YOUR TASKS:
1. From the Nova 5T review, extract the stretch from "This latest mid-ranger" through "all those aesthetics." word for word.
2. In the Nova 5T review, what color variant is the unit being reviewed?

QUOTED PASSAGE:
— BEGIN —
Last updated: Mon 25 Nov 2019, 6:18 PM

We're at the homestretch of the year and, as always, Huawei isn't putting on the brakes on its smartphone launches. They've pretty much got us covered all-year-round (one more next month?).
So here they are with its latest mid-range offering, the Nova 5T, which brings some stuff that you may have heard of before. And you may be surprised to find out what some of them are.
I'm still waiting for clarification from Huawei on which is the Nova 5T's direct predecessor -apparently it's the Nova 4 - but until then, let's move on solo for now (we'll update it once we receive it):


This latest mid-ranger is a 6.26-inch device that dons a punch-hole on the upper-left corner to maximise your digital real estate. The screen is rich and vibrant, and is edge-to-edge save for that teeny-weeny chin.

As always, the volume rocker and power buttons are to the right, the card tray is on the left and below is a USB-C port, which not only serves as your charging point but also as the way to plug in a headset because there's no 3.5mm audio slot; don't worry, the in-the-box headset's compatible with the device.
It has an overall clean build - how can we get rid of all those fingerprint smudges, though? - and I particularly like the rear because the glass complements the shade under it very well (our unit is the 'crush blue' variant). There are no fancy 3D designs on it, which suits me well since I'm not exactly a fan of all those aesthetics.
And also in that area is its you-know-what.


The Nova 5T has a quad-lens camera system, comprised of 48MP main, 16MP ultra-wide, 2MP macro and 2MP bokeh lenses. It's almost similar to the one on the Huawei P30 Pro, albeit with a different configuration.
— END —
SUPPLIED RECORDS:
— BEGIN —
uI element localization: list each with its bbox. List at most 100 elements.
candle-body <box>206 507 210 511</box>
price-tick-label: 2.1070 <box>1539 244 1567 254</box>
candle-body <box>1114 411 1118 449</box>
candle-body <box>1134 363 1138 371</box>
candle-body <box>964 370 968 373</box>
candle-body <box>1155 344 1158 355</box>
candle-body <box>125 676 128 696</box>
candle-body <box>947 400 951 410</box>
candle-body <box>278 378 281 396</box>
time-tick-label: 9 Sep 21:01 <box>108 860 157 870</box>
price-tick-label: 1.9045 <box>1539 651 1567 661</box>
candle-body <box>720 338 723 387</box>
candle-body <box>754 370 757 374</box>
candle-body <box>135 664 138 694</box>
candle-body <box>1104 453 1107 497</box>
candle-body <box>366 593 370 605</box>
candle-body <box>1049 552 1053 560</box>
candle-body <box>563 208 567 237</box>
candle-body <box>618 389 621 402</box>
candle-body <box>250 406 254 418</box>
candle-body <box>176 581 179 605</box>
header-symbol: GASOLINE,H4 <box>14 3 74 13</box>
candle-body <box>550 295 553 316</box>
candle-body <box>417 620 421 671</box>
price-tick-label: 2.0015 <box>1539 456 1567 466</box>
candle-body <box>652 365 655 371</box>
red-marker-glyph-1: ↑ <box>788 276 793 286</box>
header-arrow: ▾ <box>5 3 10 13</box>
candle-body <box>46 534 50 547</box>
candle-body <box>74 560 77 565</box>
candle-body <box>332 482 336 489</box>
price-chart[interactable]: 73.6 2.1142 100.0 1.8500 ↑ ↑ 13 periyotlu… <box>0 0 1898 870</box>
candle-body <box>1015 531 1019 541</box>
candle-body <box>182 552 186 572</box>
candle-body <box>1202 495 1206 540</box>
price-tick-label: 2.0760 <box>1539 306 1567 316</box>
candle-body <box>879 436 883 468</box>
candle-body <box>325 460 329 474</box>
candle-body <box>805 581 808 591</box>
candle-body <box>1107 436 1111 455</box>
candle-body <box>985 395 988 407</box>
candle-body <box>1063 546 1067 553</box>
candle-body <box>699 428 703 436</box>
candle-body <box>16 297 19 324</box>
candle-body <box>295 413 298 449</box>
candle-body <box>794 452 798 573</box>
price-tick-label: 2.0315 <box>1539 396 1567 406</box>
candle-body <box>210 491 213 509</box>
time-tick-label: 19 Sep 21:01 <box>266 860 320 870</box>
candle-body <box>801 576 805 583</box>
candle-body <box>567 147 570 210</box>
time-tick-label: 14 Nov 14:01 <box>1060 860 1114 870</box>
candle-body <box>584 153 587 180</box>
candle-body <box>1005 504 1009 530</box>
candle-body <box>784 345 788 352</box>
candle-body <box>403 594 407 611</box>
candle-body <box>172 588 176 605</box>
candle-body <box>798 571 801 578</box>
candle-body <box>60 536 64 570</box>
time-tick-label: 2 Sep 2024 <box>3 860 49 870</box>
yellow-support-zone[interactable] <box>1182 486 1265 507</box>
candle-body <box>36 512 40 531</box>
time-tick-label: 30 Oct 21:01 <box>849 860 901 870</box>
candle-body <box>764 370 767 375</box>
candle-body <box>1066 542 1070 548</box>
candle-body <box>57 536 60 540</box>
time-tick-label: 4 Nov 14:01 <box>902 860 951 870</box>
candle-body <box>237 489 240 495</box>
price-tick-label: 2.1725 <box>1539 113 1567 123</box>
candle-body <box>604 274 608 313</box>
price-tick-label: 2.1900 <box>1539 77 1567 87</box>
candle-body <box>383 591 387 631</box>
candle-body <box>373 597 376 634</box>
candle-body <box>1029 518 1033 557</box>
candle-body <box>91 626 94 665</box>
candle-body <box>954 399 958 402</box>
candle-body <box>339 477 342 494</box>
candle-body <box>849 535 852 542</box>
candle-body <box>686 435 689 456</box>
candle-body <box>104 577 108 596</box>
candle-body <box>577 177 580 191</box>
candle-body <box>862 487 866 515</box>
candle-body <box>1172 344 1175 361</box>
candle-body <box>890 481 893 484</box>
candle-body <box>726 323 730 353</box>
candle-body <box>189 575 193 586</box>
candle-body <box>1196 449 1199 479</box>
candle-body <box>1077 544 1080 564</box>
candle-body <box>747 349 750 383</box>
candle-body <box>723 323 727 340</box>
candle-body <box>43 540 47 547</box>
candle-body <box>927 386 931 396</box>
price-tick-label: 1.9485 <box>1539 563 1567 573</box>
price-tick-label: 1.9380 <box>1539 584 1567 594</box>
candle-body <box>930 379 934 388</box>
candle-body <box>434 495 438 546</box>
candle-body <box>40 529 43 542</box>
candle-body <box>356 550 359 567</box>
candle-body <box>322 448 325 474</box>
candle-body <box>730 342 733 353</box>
— END —
COMPLETE ANSWERS:
1.
This latest mid-ranger is a 6.26-inch device that dons a punch-hole on the upper-left corner to maximise your digital real estate. The screen is rich and vibrant, and is edge-to-edge save for that teeny-weeny chin.

As always, the volume rocker and power buttons are to the right, the card tray is on the left and below is a USB-C port, which not only serves as your charging point but also as the way to plug in a headset because there's no 3.5mm audio slot; don't worry, the in-the-box headset's compatible with the device.
It has an overall clean build - how can we get rid of all those fingerprint smudges, though? - and I particularly like the rear because the glass complements the shade under it very well (our unit is the 'crush blue' variant). There are no fancy 3D designs on it, which suits me well since I'm not exactly a fan of all those aesthetics.

2. The 'crush blue' variant.